> EXERCISE GOAL: Transcribe every record that appears below, exactly and in full.

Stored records
* BEGIN *
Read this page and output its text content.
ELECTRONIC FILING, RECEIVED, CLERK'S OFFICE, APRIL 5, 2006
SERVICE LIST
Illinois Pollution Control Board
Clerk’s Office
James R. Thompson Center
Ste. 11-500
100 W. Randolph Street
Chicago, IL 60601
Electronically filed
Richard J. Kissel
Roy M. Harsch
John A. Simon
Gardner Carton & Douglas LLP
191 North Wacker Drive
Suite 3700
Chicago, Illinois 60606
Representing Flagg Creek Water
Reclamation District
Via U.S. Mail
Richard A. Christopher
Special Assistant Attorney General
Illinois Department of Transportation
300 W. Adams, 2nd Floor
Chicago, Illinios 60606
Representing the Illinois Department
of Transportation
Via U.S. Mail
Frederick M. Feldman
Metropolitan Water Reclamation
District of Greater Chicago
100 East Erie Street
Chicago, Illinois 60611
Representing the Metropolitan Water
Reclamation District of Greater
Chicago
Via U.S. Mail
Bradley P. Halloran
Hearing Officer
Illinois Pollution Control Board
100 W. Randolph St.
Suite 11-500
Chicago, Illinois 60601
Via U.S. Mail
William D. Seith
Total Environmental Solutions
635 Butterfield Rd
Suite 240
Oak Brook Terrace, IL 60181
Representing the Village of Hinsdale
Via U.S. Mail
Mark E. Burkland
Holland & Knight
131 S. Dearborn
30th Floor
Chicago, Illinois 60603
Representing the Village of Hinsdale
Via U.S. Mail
* END *
> THE ANSWER:
Read this page and output its text content.
ELECTRONIC FILING, RECEIVED, CLERK'S OFFICE, APRIL 5, 2006
SERVICE LIST
Illinois Pollution Control Board
Clerk’s Office
James R. Thompson Center
Ste. 11-500
100 W. Randolph Street
Chicago, IL 60601
Electronically filed
Richard J. Kissel
Roy M. Harsch
John A. Simon
Gardner Carton & Douglas LLP
191 North Wacker Drive
Suite 3700
Chicago, Illinois 60606
Representing Flagg Creek Water
Reclamation District
Via U.S. Mail
Richard A. Christopher
Special Assistant Attorney General
Illinois Department of Transportation
300 W. Adams, 2nd Floor
Chicago, Illinios 60606
Representing the Illinois Department
of Transportation
Via U.S. Mail
Frederick M. Feldman
Metropolitan Water Reclamation
District of Greater Chicago
100 East Erie Street
Chicago, Illinois 60611
Representing the Metropolitan Water
Reclamation District of Greater
Chicago
Via U.S. Mail
Bradley P. Halloran
Hearing Officer
Illinois Pollution Control Board
100 W. Randolph St.
Suite 11-500
Chicago, Illinois 60601
Via U.S. Mail
William D. Seith
Total Environmental Solutions
635 Butterfield Rd
Suite 240
Oak Brook Terrace, IL 60181
Representing the Village of Hinsdale
Via U.S. Mail
Mark E. Burkland
Holland & Knight
131 S. Dearborn
30th Floor
Chicago, Illinois 60603
Representing the Village of Hinsdale
Via U.S. Mail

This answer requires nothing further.